**Excerpted text**
-------

By Gloria Feldt
Wednesday, January 16, 2008
Instead of offering a chance to celebrate, Gloria Feldt says the 35th anniversary of a wounded Roe v. Wade creates a moment of intense decision and requires a bold new perspective on reproductive self-determination.
Editor's Note: The following is a commentary. The opinions expressed are those of the author and not necessarily the views of Women's eNews.
(WOMENSENEWS)--As a wounded Roe v. Wade approaches its 35th anniversary on Jan. 22, our popular narrative urgently begs for a full-scale, ground-up offensive to enshrine reproductive rights as human rights and create a more durable approach than the right to privacy--however valuable--has ever given women.
Instead we get William Kristol--who cynically advised Republicans two decades ago to remove the anti-abortion plank to win elections but to focus on restrictions that humiliate and endanger women--starting last week as a regular New York Times columnist. By paragraph four he had worked in a reference to "life" as interchangeable with restricting women's control over their own bodies.
And on Tuesday, NARAL Pro-Choice America's "Choice at Risk" report gave the nation a grade of D-Minus on access to contraception and abortion.
Last year, meanwhile, the U.S. Supreme Court drove a stake through Roe's heart by stripping away the principle that women's health is primary in its Gonzales v. Carhart decision.
But while most of the Republican presidential candidates compete to out-anti-Roe each other all is not lost. Not yet. Voters also have a lineup of Democratic hopefuls vying for the most pro-choice mantle and women are turning out in record numbers in the Democratic primaries.
So there's hope in strong political engagement and in asking these questions of the candidates seeking your vote:
"Where do you stand on the federal Freedom of Choice Act that would guarantee women's right to childbearing choices without coercion or discrimination?"
"Will you take leadership to ensure that women are first-class citizens deemed morally capable and legally guaranteed the civil right to make their own childbearing choices?"
Some of us thought Roe v. Wade fixed reproductive self-determination within the firmament of other fundamental constitutional guarantees of liberty and justice for all.
Now, evidence of just how far into retreat this landmark 1973 Supreme Court decision has been pushed is all around.
Pro-Roe swing vote Justice Sandra Day O'Connor retired in 2006 and was replaced by Justice Samuel Alito, who as a U.S. Justice Department attorney authored the incremental strategy to overturn Roe. Even before Alito's sinister arrival, the high court, in its 1992 ruling on Casey v. Planned Parenthood of Southeastern Pennsylvania, allowed legislators to restrict access to abortion so long as they don't create an "undue burden."
Thus far, almost no burden has been judged undue as the majority of states rushed to pass laws that reduce women's access to safe, legal abortion.

-------

**Information supplied**
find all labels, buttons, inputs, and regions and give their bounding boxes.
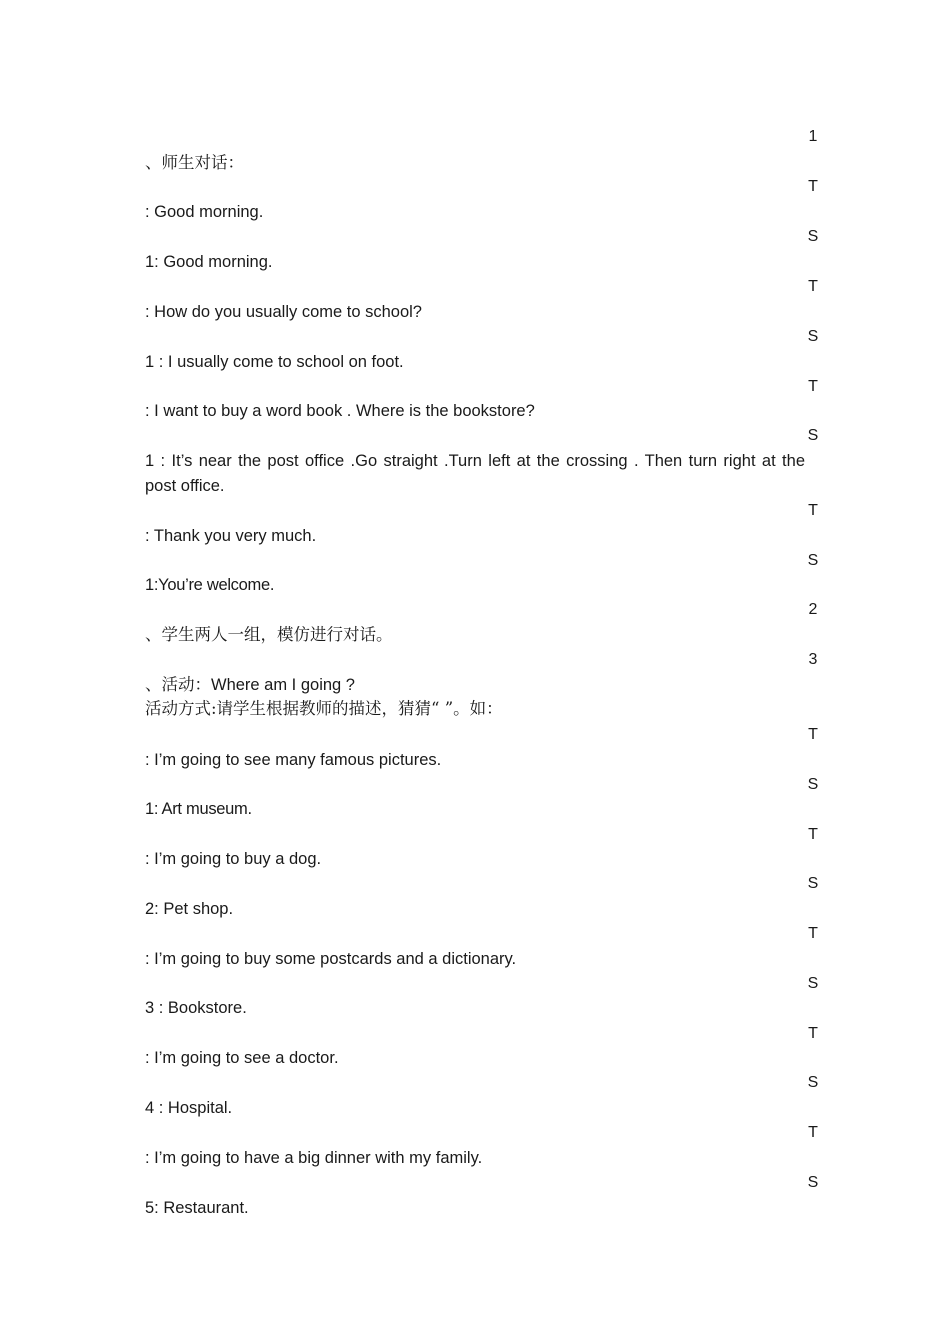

-------

**What is expected**
Pick up the commentary on Roe v. Wade's 35th anniversary right after its last sentence and keep writing it.

**Task answer**
Last year's Gonzales v. Carhart decision drove a nail into women's coffins by upholding the federal abortion ban, signaling that the new Bush Court will also allow Congress into the act of limiting women's reproductive rights.
When Roe legalized abortion based on the right-to-privacy precedent of Griswold v. Connecticut, which made birth control legal in 1965, the reality of abortion burst out of the closet. Women's stories--long hidden in deepest, darkest silence--poured forth until everyone knew this wasn't some aberration in the procreative chain of events but something that affected your mother, your daughter, your sister, yourself.
But today, while it's acceptable to discuss many sexual matters in explicit terms--from oral sex to teen pregnancy--not so for abortion. Just look at how women and their childbearing decisions get treated in the popular culture.
The movie "Juno" brings us a pregnant teen who gives her child up for adoption, while the tabloids offer up Jamie Lynn Spears, Britney's 16-year-old real life and really pregnant sister who opts for single motherhood.
There's also "Knocked Up," about a woman with an unplanned, unwanted pregnancy. After its strong box office run the movie is near the top of DVD rentals, with nary a mention of abortion except as a verboten subject, a less than savory choice that the pregnant protagonists wouldn't deign to consider.
While the popular media blasts us with "Juno," Jamie Lynn and "Knocked Up," stories other women tell me in increasingly hushed tones--in e-mails, letters, chance meetings at the grocery store, after my speeches--are missing from the discourse.
One example: "The option of legal abortion enabled my future husband and me to grow up, establish a stable relationship, and become financially and emotionally able to nurture the two beautiful children we would, in time, have."
It's often overlooked that abortion is as much part of family formation as childbearing. Women don't have abortions because they fail to value children, but because they value children so highly, they want to give birth when they can care for them well.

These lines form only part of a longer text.